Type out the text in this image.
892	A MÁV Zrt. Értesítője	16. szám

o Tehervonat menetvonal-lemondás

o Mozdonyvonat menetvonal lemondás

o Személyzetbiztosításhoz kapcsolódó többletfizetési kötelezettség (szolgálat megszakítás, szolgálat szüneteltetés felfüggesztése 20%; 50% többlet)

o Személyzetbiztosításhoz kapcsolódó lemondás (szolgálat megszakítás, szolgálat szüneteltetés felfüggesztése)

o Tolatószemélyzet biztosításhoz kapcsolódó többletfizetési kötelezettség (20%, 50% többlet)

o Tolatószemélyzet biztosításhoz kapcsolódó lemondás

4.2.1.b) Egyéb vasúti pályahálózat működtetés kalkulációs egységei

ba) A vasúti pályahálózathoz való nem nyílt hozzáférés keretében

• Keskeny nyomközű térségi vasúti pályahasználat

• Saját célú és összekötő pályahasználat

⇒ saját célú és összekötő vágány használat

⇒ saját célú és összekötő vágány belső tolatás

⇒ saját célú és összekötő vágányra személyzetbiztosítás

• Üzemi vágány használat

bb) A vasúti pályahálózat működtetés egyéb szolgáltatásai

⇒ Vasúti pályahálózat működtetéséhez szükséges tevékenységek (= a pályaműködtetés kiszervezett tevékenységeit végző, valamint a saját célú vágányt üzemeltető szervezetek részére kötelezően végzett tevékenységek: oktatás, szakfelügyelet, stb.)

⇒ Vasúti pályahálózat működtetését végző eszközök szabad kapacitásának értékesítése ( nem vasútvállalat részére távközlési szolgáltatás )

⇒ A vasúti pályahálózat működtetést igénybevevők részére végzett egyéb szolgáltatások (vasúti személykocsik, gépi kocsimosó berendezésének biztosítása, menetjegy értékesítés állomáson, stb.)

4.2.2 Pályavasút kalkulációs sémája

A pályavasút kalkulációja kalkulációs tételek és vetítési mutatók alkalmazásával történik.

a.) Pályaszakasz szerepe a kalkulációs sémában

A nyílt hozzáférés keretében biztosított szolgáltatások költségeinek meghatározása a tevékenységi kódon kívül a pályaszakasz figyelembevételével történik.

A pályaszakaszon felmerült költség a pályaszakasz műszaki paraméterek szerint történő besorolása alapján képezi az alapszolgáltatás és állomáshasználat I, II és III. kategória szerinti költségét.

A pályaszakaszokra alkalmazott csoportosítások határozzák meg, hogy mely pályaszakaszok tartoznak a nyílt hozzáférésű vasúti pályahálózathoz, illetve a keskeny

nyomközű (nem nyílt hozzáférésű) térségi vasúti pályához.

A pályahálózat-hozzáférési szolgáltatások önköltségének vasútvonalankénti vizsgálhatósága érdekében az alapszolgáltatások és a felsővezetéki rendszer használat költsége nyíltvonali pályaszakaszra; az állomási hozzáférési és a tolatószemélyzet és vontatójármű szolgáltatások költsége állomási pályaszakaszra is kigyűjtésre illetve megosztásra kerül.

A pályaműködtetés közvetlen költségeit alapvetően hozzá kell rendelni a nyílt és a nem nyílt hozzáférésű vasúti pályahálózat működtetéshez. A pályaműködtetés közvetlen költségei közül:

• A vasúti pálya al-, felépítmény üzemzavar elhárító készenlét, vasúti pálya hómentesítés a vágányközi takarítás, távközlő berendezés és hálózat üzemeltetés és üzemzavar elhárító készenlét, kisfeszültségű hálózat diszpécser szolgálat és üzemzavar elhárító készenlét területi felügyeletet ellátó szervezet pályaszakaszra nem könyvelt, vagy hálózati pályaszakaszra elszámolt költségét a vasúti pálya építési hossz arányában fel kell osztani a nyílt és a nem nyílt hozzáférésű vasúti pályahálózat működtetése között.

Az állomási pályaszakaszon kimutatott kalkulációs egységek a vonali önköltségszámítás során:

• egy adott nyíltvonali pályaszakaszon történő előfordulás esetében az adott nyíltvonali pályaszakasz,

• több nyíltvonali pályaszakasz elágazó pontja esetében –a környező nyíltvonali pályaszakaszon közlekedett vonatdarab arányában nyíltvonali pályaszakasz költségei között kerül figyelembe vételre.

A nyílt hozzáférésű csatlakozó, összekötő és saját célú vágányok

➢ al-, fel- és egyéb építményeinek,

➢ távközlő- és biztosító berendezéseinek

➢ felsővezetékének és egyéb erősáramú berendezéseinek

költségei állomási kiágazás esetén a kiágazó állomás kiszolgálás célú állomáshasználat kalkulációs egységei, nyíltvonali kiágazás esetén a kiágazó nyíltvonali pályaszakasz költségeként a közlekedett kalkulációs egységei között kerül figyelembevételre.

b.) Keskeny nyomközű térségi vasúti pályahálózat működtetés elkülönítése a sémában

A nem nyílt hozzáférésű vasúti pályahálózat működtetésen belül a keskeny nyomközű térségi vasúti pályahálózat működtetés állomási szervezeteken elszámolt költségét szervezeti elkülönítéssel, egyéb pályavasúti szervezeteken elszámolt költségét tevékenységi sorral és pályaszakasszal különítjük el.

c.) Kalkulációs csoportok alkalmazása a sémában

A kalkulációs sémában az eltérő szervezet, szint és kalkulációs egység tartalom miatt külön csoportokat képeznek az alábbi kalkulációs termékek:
++++++++++
> SET TASK
The entries above must be returned exactly.

> FULL ANSWER
Type out the text in this image.
892	A MÁV Zrt. Értesítője	16. szám

o Tehervonat menetvonal-lemondás

o Mozdonyvonat menetvonal lemondás

o Személyzetbiztosításhoz kapcsolódó többletfizetési kötelezettség (szolgálat megszakítás, szolgálat szüneteltetés felfüggesztése 20%; 50% többlet)

o Személyzetbiztosításhoz kapcsolódó lemondás (szolgálat megszakítás, szolgálat szüneteltetés felfüggesztése)

o Tolatószemélyzet biztosításhoz kapcsolódó többletfizetési kötelezettség (20%, 50% többlet)

o Tolatószemélyzet biztosításhoz kapcsolódó lemondás

4.2.1.b) Egyéb vasúti pályahálózat működtetés kalkulációs egységei

ba) A vasúti pályahálózathoz való nem nyílt hozzáférés keretében

• Keskeny nyomközű térségi vasúti pályahasználat

• Saját célú és összekötő pályahasználat

⇒ saját célú és összekötő vágány használat

⇒ saját célú és összekötő vágány belső tolatás

⇒ saját célú és összekötő vágányra személyzetbiztosítás

• Üzemi vágány használat

bb) A vasúti pályahálózat működtetés egyéb szolgáltatásai

⇒ Vasúti pályahálózat működtetéséhez szükséges tevékenységek (= a pályaműködtetés kiszervezett tevékenységeit végző, valamint a saját célú vágányt üzemeltető szervezetek részére kötelezően végzett tevékenységek: oktatás, szakfelügyelet, stb.)

⇒ Vasúti pályahálózat működtetését végző eszközök szabad kapacitásának értékesítése ( nem vasútvállalat részére távközlési szolgáltatás )

⇒ A vasúti pályahálózat működtetést igénybevevők részére végzett egyéb szolgáltatások (vasúti személykocsik, gépi kocsimosó berendezésének biztosítása, menetjegy értékesítés állomáson, stb.)

4.2.2 Pályavasút kalkulációs sémája

A pályavasút kalkulációja kalkulációs tételek és vetítési mutatók alkalmazásával történik.

a.) Pályaszakasz szerepe a kalkulációs sémában

A nyílt hozzáférés keretében biztosított szolgáltatások költségeinek meghatározása a tevékenységi kódon kívül a pályaszakasz figyelembevételével történik.

A pályaszakaszon felmerült költség a pályaszakasz műszaki paraméterek szerint történő besorolása alapján képezi az alapszolgáltatás és állomáshasználat I, II és III. kategória szerinti költségét.

A pályaszakaszokra alkalmazott csoportosítások határozzák meg, hogy mely pályaszakaszok tartoznak a nyílt hozzáférésű vasúti pályahálózathoz, illetve a keskeny

nyomközű (nem nyílt hozzáférésű) térségi vasúti pályához.

A pályahálózat-hozzáférési szolgáltatások önköltségének vasútvonalankénti vizsgálhatósága érdekében az alapszolgáltatások és a felsővezetéki rendszer használat költsége nyíltvonali pályaszakaszra; az állomási hozzáférési és a tolatószemélyzet és vontatójármű szolgáltatások költsége állomási pályaszakaszra is kigyűjtésre illetve megosztásra kerül.

A pályaműködtetés közvetlen költségeit alapvetően hozzá kell rendelni a nyílt és a nem nyílt hozzáférésű vasúti pályahálózat működtetéshez. A pályaműködtetés közvetlen költségei közül:

• A vasúti pálya al-, felépítmény üzemzavar elhárító készenlét, vasúti pálya hómentesítés a vágányközi takarítás, távközlő berendezés és hálózat üzemeltetés és üzemzavar elhárító készenlét, kisfeszültségű hálózat diszpécser szolgálat és üzemzavar elhárító készenlét területi felügyeletet ellátó szervezet pályaszakaszra nem könyvelt, vagy hálózati pályaszakaszra elszámolt költségét a vasúti pálya építési hossz arányában fel kell osztani a nyílt és a nem nyílt hozzáférésű vasúti pályahálózat működtetése között.

Az állomási pályaszakaszon kimutatott kalkulációs egységek a vonali önköltségszámítás során:

• egy adott nyíltvonali pályaszakaszon történő előfordulás esetében az adott nyíltvonali pályaszakasz,

• több nyíltvonali pályaszakasz elágazó pontja esetében –a környező nyíltvonali pályaszakaszon közlekedett vonatdarab arányában nyíltvonali pályaszakasz költségei között kerül figyelembe vételre.

A nyílt hozzáférésű csatlakozó, összekötő és saját célú vágányok

➢ al-, fel- és egyéb építményeinek,

➢ távközlő- és biztosító berendezéseinek

➢ felsővezetékének és egyéb erősáramú berendezéseinek

költségei állomási kiágazás esetén a kiágazó állomás kiszolgálás célú állomáshasználat kalkulációs egységei, nyíltvonali kiágazás esetén a kiágazó nyíltvonali pályaszakasz költségeként a közlekedett kalkulációs egységei között kerül figyelembevételre.

b.) Keskeny nyomközű térségi vasúti pályahálózat működtetés elkülönítése a sémában

A nem nyílt hozzáférésű vasúti pályahálózat működtetésen belül a keskeny nyomközű térségi vasúti pályahálózat működtetés állomási szervezeteken elszámolt költségét szervezeti elkülönítéssel, egyéb pályavasúti szervezeteken elszámolt költségét tevékenységi sorral és pályaszakasszal különítjük el.

c.) Kalkulációs csoportok alkalmazása a sémában

A kalkulációs sémában az eltérő szervezet, szint és kalkulációs egység tartalom miatt külön csoportokat képeznek az alábbi kalkulációs termékek:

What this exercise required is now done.